Aim of the exercise:
Quote every line as given.

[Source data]
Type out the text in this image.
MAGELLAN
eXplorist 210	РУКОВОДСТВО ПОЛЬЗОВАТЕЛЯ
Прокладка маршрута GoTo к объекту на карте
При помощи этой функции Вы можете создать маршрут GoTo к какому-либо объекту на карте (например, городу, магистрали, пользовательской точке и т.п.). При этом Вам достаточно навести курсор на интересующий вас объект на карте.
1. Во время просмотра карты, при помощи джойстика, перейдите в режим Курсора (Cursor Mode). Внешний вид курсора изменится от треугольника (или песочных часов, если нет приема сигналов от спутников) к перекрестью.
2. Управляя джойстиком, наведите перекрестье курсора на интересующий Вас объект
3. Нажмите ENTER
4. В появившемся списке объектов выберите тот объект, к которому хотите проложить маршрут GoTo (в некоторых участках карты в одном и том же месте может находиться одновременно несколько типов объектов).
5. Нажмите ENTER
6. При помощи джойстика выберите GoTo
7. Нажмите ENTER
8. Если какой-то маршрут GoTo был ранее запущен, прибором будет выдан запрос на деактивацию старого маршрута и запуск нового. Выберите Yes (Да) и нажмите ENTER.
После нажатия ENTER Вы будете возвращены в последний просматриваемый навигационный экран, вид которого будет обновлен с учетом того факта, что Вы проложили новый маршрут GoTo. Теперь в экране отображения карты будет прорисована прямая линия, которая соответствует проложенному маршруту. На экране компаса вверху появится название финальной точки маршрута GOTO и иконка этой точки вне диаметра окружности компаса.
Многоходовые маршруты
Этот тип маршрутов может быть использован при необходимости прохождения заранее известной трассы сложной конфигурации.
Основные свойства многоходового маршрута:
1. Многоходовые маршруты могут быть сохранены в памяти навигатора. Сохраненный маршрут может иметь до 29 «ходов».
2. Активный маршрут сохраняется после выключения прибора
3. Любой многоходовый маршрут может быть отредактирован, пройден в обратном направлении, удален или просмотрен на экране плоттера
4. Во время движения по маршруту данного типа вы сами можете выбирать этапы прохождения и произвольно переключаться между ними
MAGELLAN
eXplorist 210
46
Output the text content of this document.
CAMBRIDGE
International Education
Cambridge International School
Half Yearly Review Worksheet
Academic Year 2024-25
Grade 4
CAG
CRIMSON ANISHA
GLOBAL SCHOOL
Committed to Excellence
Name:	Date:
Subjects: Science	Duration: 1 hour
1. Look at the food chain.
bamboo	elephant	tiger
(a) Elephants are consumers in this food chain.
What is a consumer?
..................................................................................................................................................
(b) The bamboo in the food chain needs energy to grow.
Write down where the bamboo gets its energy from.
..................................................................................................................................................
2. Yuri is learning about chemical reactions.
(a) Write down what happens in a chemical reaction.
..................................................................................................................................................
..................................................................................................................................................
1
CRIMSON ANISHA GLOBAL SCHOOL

Problem solution:
Type out the text in this image.
MAGELLAN
eXplorist 210	РУКОВОДСТВО ПОЛЬЗОВАТЕЛЯ
Прокладка маршрута GoTo к объекту на карте
При помощи этой функции Вы можете создать маршрут GoTo к какому-либо объекту на карте (например, городу, магистрали, пользовательской точке и т.п.). При этом Вам достаточно навести курсор на интересующий вас объект на карте.
1. Во время просмотра карты, при помощи джойстика, перейдите в режим Курсора (Cursor Mode). Внешний вид курсора изменится от треугольника (или песочных часов, если нет приема сигналов от спутников) к перекрестью.
2. Управляя джойстиком, наведите перекрестье курсора на интересующий Вас объект
3. Нажмите ENTER
4. В появившемся списке объектов выберите тот объект, к которому хотите проложить маршрут GoTo (в некоторых участках карты в одном и том же месте может находиться одновременно несколько типов объектов).
5. Нажмите ENTER
6. При помощи джойстика выберите GoTo
7. Нажмите ENTER
8. Если какой-то маршрут GoTo был ранее запущен, прибором будет выдан запрос на деактивацию старого маршрута и запуск нового. Выберите Yes (Да) и нажмите ENTER.
После нажатия ENTER Вы будете возвращены в последний просматриваемый навигационный экран, вид которого будет обновлен с учетом того факта, что Вы проложили новый маршрут GoTo. Теперь в экране отображения карты будет прорисована прямая линия, которая соответствует проложенному маршруту. На экране компаса вверху появится название финальной точки маршрута GOTO и иконка этой точки вне диаметра окружности компаса.
Многоходовые маршруты
Этот тип маршрутов может быть использован при необходимости прохождения заранее известной трассы сложной конфигурации.
Основные свойства многоходового маршрута:
1. Многоходовые маршруты могут быть сохранены в памяти навигатора. Сохраненный маршрут может иметь до 29 «ходов».
2. Активный маршрут сохраняется после выключения прибора
3. Любой многоходовый маршрут может быть отредактирован, пройден в обратном направлении, удален или просмотрен на экране плоттера
4. Во время движения по маршруту данного типа вы сами можете выбирать этапы прохождения и произвольно переключаться между ними
MAGELLAN
eXplorist 210
46
Output the text content of this document.
CAMBRIDGE
International Education
Cambridge International School
Half Yearly Review Worksheet
Academic Year 2024-25
Grade 4
CAG
CRIMSON ANISHA
GLOBAL SCHOOL
Committed to Excellence
Name:	Date:
Subjects: Science	Duration: 1 hour
1. Look at the food chain.
bamboo	elephant	tiger
(a) Elephants are consumers in this food chain.
What is a consumer?
..................................................................................................................................................
(b) The bamboo in the food chain needs energy to grow.
Write down where the bamboo gets its energy from.
..................................................................................................................................................
2. Yuri is learning about chemical reactions.
(a) Write down what happens in a chemical reaction.
..................................................................................................................................................
..................................................................................................................................................
1
CRIMSON ANISHA GLOBAL SCHOOL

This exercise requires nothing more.